MATERIAL FOR THE TASK:
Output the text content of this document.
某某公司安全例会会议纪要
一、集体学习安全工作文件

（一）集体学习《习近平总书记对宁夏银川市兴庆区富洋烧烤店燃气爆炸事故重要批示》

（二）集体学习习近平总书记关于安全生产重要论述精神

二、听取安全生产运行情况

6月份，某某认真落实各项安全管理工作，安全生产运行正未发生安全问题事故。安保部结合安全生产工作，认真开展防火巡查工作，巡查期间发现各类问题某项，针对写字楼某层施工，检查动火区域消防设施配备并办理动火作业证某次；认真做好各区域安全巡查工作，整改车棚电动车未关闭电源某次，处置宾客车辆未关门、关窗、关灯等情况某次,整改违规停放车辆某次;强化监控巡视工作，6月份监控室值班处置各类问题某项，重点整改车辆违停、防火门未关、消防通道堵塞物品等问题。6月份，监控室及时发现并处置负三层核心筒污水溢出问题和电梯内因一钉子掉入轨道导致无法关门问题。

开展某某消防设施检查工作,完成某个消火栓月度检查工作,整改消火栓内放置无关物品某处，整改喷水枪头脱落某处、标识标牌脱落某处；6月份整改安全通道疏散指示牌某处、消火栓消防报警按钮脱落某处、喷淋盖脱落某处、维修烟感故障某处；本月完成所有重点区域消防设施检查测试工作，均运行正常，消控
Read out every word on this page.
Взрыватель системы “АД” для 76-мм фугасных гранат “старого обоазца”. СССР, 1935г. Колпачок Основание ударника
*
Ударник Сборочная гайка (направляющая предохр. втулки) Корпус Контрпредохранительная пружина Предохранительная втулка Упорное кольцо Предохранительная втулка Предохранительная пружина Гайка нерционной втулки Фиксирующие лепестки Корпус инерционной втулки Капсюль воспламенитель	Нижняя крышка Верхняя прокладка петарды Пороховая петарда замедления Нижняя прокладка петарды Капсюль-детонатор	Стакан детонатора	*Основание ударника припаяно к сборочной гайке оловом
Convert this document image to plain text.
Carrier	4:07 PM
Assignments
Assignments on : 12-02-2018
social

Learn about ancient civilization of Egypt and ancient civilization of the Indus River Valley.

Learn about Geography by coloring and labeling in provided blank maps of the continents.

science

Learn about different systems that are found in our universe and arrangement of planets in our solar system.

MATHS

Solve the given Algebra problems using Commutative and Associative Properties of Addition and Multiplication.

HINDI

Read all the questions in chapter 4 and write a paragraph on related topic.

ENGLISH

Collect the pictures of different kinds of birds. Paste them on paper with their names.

WHAT THE TASK REQUIRES: Copy out each line of the material that holds the word "about".

EXPECTED OUTPUT:
Learn about ancient civilization of Egypt and ancient civilization of the Indus River Valley.
Learn about Geography by coloring and labeling in provided blank maps of the continents.
Learn about different systems that are found in our universe and arrangement of planets in our solar system.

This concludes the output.